— WHAT IS NEEDED —
Show every line where "children" occurs.
>> Start
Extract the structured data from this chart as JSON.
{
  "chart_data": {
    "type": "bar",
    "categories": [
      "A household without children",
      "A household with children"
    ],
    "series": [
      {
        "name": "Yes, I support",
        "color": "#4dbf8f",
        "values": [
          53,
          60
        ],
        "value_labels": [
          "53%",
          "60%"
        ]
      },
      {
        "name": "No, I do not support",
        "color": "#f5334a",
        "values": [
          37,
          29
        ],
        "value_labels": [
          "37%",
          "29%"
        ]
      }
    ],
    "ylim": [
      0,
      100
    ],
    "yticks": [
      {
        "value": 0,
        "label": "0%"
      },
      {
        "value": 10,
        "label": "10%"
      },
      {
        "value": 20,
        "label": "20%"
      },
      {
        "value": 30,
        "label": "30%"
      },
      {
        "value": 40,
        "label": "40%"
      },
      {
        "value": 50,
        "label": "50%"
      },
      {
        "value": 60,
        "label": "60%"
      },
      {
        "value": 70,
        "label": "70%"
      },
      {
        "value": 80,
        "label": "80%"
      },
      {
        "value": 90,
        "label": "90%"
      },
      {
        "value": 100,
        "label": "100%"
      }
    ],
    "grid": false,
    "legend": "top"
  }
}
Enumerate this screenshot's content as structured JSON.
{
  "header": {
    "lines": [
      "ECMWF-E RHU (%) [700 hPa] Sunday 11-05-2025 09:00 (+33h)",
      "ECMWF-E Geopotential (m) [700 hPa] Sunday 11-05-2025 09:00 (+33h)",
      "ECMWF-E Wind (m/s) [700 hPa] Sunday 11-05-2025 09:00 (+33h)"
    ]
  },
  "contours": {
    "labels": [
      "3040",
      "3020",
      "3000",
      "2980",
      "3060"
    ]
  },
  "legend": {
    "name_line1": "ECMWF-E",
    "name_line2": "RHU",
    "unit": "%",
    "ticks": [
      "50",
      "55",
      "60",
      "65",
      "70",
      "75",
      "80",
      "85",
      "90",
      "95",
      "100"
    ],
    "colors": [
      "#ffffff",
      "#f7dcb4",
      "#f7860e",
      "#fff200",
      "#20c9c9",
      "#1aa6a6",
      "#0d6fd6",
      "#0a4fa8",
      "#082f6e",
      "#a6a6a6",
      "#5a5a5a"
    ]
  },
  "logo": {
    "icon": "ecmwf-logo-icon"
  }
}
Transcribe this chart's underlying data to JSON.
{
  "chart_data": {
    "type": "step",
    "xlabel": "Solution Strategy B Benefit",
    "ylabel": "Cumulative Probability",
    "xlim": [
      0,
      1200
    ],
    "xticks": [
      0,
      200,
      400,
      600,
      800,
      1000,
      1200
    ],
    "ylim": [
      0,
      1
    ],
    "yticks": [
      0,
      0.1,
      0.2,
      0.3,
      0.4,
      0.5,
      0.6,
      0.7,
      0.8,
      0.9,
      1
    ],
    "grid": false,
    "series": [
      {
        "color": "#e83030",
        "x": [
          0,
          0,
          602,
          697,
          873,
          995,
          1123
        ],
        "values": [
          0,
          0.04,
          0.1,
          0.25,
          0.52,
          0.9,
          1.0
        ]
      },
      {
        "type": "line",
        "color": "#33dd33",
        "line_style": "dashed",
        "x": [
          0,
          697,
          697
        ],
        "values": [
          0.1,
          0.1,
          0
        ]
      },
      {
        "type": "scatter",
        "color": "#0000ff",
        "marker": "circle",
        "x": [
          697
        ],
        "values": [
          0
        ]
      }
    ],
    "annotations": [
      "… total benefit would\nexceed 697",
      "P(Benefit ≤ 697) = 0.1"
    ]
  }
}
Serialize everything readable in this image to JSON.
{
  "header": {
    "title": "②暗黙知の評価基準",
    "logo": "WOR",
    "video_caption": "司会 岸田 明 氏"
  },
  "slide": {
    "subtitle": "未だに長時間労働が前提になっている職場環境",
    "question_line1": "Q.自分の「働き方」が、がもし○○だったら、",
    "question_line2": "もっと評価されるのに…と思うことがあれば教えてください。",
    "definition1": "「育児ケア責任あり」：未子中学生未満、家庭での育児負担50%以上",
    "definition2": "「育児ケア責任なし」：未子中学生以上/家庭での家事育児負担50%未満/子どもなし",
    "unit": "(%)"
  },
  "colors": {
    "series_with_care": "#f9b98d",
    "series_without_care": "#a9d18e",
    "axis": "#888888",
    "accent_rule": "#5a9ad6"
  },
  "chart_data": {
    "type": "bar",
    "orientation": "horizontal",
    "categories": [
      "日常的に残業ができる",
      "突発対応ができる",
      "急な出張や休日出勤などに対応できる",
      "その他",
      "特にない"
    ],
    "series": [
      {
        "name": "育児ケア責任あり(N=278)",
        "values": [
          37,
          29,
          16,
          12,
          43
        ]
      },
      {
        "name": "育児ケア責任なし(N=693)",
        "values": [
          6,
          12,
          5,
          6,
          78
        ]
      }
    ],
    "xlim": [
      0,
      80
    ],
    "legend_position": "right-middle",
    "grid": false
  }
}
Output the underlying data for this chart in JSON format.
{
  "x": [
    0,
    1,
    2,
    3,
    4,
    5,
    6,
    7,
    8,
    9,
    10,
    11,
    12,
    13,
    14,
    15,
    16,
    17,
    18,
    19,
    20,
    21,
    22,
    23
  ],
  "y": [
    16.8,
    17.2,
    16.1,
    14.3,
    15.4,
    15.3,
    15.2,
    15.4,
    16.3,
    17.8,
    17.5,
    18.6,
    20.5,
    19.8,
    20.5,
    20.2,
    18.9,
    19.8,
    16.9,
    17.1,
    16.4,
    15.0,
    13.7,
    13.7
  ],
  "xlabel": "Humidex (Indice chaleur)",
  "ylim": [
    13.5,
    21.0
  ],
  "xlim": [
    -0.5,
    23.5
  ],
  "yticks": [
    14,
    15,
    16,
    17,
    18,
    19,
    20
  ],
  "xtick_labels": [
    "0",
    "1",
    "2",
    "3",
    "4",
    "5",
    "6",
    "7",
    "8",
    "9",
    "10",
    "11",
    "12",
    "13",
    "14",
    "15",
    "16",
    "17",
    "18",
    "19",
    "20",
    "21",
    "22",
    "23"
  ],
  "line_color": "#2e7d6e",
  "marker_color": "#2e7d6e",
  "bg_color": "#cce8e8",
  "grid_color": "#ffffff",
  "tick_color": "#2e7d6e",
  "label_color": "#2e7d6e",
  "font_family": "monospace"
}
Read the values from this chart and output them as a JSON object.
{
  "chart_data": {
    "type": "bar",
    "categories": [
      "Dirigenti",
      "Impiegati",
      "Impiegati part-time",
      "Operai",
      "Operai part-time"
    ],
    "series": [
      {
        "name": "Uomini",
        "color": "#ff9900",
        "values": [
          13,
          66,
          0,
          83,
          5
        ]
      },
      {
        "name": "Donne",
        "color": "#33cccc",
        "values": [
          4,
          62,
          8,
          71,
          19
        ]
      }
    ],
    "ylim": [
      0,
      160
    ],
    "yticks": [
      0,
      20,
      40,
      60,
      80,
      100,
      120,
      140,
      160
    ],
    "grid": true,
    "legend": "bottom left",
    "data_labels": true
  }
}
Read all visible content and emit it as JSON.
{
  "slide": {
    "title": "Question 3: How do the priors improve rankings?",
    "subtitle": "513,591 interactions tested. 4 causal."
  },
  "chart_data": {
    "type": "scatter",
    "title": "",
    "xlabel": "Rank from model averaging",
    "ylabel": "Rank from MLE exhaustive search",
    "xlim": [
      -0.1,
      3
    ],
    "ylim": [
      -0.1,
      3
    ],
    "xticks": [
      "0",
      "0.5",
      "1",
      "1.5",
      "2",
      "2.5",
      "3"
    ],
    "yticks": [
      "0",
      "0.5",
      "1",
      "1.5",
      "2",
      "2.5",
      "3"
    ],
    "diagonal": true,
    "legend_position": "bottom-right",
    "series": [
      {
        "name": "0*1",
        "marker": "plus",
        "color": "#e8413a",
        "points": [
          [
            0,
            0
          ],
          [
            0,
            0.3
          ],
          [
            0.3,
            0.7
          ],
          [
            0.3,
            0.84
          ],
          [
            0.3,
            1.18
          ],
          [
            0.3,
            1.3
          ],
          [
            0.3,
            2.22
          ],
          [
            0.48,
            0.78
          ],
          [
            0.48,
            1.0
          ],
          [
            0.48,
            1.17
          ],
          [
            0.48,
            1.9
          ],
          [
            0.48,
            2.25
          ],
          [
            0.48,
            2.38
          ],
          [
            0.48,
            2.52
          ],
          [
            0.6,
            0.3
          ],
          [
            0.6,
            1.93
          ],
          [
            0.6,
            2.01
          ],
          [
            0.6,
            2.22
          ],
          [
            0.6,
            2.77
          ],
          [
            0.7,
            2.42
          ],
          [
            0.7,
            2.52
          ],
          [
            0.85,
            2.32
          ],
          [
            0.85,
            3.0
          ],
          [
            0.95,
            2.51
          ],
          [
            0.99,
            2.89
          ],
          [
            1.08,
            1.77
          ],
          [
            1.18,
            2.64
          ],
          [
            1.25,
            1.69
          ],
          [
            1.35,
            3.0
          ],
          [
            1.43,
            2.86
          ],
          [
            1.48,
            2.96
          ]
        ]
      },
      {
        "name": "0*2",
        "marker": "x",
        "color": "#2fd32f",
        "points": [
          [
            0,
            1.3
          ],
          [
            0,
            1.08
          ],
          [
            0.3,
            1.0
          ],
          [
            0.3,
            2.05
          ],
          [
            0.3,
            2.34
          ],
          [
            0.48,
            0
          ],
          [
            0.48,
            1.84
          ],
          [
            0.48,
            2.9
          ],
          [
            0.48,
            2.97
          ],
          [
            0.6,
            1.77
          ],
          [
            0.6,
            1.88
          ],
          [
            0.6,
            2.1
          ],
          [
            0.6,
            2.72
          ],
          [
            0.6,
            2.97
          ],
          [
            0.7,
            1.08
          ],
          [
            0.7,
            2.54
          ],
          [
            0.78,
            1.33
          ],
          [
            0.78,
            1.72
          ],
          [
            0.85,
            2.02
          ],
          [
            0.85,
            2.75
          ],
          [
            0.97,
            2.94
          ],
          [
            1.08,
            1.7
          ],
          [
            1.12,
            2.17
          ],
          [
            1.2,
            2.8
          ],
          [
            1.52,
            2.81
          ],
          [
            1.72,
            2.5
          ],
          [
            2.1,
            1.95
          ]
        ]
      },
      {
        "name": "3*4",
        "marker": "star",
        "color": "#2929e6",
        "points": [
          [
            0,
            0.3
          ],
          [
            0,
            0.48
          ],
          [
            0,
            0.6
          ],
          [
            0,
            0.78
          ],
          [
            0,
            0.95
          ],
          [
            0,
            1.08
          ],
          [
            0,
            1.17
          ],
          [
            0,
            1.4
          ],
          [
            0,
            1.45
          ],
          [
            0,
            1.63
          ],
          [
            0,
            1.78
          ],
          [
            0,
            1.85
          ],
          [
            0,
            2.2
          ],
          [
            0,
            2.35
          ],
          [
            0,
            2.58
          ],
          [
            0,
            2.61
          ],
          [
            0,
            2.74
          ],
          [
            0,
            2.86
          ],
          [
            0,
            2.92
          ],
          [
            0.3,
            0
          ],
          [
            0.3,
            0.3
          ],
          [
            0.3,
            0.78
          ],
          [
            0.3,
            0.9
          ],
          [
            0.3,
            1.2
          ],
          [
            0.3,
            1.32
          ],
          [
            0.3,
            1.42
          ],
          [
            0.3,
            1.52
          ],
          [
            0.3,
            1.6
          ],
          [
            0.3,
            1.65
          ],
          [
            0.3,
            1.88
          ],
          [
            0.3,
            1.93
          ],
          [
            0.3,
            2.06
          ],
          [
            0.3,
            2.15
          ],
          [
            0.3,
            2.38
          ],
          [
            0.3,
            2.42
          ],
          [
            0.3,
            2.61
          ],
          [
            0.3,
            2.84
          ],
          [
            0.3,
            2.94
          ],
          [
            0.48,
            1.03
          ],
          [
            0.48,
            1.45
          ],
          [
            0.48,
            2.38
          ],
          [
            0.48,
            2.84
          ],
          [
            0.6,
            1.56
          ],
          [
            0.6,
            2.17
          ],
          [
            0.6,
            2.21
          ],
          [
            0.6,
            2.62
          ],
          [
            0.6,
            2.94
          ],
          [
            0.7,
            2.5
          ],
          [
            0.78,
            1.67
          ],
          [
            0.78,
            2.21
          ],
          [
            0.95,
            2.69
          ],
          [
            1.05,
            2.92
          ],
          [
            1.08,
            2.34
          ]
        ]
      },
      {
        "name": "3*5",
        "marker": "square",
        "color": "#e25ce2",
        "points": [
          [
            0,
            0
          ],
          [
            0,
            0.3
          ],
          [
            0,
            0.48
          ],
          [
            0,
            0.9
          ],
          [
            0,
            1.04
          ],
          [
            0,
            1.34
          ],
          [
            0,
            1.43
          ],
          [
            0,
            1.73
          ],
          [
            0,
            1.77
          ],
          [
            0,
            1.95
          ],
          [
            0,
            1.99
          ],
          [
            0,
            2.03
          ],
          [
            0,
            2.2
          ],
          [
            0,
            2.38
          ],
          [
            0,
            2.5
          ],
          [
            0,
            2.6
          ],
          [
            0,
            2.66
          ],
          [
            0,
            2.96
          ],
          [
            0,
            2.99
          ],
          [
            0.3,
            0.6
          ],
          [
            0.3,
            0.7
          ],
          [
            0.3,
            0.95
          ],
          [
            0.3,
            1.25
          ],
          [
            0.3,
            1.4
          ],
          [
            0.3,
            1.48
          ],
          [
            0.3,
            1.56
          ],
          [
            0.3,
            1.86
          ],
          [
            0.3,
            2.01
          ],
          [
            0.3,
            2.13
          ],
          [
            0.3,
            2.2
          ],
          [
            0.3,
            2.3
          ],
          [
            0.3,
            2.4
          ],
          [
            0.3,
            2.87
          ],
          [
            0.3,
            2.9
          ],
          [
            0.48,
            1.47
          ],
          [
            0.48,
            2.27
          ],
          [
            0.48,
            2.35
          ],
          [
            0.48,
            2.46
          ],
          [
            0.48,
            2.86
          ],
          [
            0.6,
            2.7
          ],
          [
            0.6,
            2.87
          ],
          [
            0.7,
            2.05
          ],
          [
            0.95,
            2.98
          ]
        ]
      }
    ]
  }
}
>> End
— OUTPUT FOR THIS EXERCISE —
      "A household without children",
      "A household with children"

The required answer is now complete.